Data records
** begin **
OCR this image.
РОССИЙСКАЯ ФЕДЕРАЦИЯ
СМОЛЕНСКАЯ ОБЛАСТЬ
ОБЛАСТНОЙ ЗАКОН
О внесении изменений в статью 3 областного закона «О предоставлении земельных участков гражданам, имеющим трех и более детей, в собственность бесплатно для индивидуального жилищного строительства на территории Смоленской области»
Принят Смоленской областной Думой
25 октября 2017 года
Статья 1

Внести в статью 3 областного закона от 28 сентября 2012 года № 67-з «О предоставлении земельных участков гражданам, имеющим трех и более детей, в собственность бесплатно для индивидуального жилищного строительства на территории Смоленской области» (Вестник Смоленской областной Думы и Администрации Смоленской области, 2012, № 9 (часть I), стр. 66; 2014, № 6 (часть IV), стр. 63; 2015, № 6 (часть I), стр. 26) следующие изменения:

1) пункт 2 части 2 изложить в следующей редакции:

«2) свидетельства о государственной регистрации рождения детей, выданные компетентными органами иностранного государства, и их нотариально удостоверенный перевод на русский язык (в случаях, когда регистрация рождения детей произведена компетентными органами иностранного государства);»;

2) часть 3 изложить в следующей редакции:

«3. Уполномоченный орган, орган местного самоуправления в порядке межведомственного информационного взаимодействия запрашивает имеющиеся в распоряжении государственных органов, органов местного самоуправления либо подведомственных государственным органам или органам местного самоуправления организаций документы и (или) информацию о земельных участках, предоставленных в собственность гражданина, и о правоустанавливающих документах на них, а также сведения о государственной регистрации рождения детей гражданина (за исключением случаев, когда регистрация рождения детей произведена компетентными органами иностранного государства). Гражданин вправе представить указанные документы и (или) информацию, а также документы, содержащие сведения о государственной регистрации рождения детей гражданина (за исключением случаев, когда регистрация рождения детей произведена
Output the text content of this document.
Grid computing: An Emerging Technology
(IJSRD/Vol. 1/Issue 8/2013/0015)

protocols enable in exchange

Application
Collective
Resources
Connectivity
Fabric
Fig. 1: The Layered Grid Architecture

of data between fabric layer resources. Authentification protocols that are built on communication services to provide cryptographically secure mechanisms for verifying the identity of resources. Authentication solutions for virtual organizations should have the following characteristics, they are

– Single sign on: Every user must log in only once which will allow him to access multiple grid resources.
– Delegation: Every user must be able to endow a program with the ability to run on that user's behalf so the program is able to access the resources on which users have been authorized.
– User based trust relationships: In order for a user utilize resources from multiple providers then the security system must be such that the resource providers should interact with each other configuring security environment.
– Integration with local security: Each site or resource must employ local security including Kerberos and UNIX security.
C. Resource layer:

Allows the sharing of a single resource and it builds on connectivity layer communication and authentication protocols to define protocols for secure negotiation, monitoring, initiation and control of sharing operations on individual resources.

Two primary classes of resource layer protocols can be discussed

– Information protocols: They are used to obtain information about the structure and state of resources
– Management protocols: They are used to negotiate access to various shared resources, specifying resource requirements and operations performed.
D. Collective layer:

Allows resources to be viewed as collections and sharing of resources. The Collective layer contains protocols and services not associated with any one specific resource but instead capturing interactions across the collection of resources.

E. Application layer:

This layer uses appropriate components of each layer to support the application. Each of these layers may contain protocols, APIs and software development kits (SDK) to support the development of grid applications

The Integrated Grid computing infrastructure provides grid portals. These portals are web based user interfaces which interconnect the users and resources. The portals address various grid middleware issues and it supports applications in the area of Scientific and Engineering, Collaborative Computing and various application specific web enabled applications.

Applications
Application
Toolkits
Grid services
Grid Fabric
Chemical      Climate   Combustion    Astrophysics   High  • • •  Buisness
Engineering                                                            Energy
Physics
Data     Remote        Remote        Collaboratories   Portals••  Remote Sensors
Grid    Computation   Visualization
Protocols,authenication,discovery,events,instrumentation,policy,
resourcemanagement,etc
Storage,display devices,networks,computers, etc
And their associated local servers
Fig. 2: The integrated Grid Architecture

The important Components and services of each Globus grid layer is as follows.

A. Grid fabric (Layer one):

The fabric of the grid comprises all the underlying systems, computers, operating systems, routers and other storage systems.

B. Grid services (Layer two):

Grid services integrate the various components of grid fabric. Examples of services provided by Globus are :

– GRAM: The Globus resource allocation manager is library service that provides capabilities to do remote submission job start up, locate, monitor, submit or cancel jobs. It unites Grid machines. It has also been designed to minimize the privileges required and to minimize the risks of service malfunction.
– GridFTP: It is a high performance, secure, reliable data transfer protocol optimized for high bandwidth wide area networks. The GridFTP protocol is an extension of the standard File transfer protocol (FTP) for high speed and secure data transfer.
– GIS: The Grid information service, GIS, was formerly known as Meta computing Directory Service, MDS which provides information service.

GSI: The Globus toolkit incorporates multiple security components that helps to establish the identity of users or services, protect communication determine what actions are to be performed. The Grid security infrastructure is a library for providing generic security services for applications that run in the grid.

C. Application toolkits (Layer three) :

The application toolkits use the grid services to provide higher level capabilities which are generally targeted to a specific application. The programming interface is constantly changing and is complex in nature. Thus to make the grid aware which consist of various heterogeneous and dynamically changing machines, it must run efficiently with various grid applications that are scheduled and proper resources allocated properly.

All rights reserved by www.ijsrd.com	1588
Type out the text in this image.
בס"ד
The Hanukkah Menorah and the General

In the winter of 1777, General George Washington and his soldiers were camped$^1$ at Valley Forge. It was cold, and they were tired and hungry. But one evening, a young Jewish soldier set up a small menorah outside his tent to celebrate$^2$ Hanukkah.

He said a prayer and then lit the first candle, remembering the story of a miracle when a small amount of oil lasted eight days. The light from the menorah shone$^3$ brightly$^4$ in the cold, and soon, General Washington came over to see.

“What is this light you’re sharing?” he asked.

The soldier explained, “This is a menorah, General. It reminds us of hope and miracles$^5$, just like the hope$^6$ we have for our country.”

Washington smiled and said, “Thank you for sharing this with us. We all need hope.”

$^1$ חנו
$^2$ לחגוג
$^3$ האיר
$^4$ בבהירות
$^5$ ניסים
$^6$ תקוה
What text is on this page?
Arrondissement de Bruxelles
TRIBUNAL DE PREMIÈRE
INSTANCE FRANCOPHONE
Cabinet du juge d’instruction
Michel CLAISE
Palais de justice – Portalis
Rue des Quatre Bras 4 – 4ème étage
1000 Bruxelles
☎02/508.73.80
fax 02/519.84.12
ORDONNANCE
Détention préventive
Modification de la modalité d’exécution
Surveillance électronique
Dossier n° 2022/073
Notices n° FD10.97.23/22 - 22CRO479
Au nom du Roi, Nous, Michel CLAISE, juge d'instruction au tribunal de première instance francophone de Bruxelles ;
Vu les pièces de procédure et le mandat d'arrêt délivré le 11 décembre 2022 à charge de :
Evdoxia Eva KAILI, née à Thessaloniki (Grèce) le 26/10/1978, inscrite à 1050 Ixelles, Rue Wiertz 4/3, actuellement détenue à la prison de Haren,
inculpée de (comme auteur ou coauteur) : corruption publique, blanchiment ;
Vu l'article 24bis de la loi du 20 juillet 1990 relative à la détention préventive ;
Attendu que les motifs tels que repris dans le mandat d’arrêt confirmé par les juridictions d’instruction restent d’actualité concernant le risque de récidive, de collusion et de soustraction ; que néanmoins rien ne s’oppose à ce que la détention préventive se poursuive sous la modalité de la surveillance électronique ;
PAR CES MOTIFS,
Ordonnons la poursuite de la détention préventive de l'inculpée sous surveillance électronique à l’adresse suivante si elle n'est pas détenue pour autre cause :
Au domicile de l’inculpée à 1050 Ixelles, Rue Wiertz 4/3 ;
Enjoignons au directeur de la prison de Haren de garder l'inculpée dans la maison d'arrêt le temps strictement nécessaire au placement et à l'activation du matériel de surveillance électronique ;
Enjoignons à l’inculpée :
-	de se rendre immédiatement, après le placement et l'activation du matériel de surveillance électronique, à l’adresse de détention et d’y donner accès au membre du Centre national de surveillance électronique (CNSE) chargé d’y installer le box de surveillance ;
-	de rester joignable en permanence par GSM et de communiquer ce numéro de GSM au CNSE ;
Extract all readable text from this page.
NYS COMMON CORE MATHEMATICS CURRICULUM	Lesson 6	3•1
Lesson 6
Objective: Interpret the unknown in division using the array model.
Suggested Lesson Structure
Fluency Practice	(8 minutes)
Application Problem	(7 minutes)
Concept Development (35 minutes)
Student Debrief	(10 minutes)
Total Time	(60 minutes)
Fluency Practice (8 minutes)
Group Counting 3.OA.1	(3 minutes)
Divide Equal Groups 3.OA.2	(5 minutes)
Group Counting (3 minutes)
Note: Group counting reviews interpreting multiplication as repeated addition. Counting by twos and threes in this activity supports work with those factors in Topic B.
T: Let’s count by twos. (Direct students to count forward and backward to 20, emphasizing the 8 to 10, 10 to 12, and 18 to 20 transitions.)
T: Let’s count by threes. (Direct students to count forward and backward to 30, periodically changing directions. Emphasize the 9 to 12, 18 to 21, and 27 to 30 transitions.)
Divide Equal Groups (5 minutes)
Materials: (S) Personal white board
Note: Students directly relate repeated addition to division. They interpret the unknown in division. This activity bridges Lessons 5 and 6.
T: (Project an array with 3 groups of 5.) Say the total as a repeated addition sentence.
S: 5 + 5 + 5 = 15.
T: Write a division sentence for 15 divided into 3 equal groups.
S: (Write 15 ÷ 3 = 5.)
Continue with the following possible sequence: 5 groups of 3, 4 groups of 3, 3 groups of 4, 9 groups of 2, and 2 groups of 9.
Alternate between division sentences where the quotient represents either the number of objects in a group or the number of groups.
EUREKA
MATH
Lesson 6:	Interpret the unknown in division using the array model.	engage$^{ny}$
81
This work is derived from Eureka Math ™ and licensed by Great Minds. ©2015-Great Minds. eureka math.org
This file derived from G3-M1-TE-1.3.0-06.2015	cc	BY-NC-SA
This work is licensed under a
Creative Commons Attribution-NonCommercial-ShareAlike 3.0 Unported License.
** end **
Search the entries for the string "used" and collect each line that has it.

**COMPLETE OUTPUT**
– Information protocols: They are used to obtain information about the structure and state of resources
– Management protocols: They are used to negotiate access to various shared resources, specifying resource requirements and operations performed.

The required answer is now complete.